• Record set:
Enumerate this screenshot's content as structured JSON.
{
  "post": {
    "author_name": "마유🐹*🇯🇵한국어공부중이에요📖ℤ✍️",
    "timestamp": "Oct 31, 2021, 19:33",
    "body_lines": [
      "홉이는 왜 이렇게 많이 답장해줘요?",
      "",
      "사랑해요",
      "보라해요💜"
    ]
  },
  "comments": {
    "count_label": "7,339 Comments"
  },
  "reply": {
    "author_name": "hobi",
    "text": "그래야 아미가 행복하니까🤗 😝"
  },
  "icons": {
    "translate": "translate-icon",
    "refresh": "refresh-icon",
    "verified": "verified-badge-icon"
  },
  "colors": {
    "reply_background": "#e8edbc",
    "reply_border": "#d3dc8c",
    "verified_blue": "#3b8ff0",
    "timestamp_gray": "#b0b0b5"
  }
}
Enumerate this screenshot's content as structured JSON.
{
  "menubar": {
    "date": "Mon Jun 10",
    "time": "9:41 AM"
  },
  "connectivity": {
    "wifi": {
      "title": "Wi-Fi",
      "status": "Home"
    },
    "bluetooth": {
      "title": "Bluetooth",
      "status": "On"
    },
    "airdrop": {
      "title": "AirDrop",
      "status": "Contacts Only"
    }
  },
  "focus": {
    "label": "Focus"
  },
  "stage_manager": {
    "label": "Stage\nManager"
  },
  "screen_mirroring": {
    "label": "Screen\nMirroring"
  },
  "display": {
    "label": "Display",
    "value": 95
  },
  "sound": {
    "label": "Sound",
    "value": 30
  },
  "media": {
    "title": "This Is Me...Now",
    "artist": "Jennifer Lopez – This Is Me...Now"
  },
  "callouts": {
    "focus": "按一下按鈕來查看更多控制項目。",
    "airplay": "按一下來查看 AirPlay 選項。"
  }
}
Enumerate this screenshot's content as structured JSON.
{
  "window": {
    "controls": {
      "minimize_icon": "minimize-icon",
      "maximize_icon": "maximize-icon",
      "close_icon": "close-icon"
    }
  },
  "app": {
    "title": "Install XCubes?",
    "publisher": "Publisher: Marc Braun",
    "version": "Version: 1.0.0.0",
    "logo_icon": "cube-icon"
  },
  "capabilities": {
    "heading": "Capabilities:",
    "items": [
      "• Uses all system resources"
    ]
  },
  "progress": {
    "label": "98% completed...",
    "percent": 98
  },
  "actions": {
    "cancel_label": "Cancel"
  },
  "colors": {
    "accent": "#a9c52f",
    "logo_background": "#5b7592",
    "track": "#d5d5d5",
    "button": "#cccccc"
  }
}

• Task goal: Copy out the full set of records precisely, leaving nothing out.

• Result:
Enumerate this screenshot's content as structured JSON.
{
  "post": {
    "author_name": "마유🐹*🇯🇵한국어공부중이에요📖ℤ✍️",
    "timestamp": "Oct 31, 2021, 19:33",
    "body_lines": [
      "홉이는 왜 이렇게 많이 답장해줘요?",
      "",
      "사랑해요",
      "보라해요💜"
    ]
  },
  "comments": {
    "count_label": "7,339 Comments"
  },
  "reply": {
    "author_name": "hobi",
    "text": "그래야 아미가 행복하니까🤗 😝"
  },
  "icons": {
    "translate": "translate-icon",
    "refresh": "refresh-icon",
    "verified": "verified-badge-icon"
  },
  "colors": {
    "reply_background": "#e8edbc",
    "reply_border": "#d3dc8c",
    "verified_blue": "#3b8ff0",
    "timestamp_gray": "#b0b0b5"
  }
}
Enumerate this screenshot's content as structured JSON.
{
  "menubar": {
    "date": "Mon Jun 10",
    "time": "9:41 AM"
  },
  "connectivity": {
    "wifi": {
      "title": "Wi-Fi",
      "status": "Home"
    },
    "bluetooth": {
      "title": "Bluetooth",
      "status": "On"
    },
    "airdrop": {
      "title": "AirDrop",
      "status": "Contacts Only"
    }
  },
  "focus": {
    "label": "Focus"
  },
  "stage_manager": {
    "label": "Stage\nManager"
  },
  "screen_mirroring": {
    "label": "Screen\nMirroring"
  },
  "display": {
    "label": "Display",
    "value": 95
  },
  "sound": {
    "label": "Sound",
    "value": 30
  },
  "media": {
    "title": "This Is Me...Now",
    "artist": "Jennifer Lopez – This Is Me...Now"
  },
  "callouts": {
    "focus": "按一下按鈕來查看更多控制項目。",
    "airplay": "按一下來查看 AirPlay 選項。"
  }
}
Enumerate this screenshot's content as structured JSON.
{
  "window": {
    "controls": {
      "minimize_icon": "minimize-icon",
      "maximize_icon": "maximize-icon",
      "close_icon": "close-icon"
    }
  },
  "app": {
    "title": "Install XCubes?",
    "publisher": "Publisher: Marc Braun",
    "version": "Version: 1.0.0.0",
    "logo_icon": "cube-icon"
  },
  "capabilities": {
    "heading": "Capabilities:",
    "items": [
      "• Uses all system resources"
    ]
  },
  "progress": {
    "label": "98% completed...",
    "percent": 98
  },
  "actions": {
    "cancel_label": "Cancel"
  },
  "colors": {
    "accent": "#a9c52f",
    "logo_background": "#5b7592",
    "track": "#d5d5d5",
    "button": "#cccccc"
  }
}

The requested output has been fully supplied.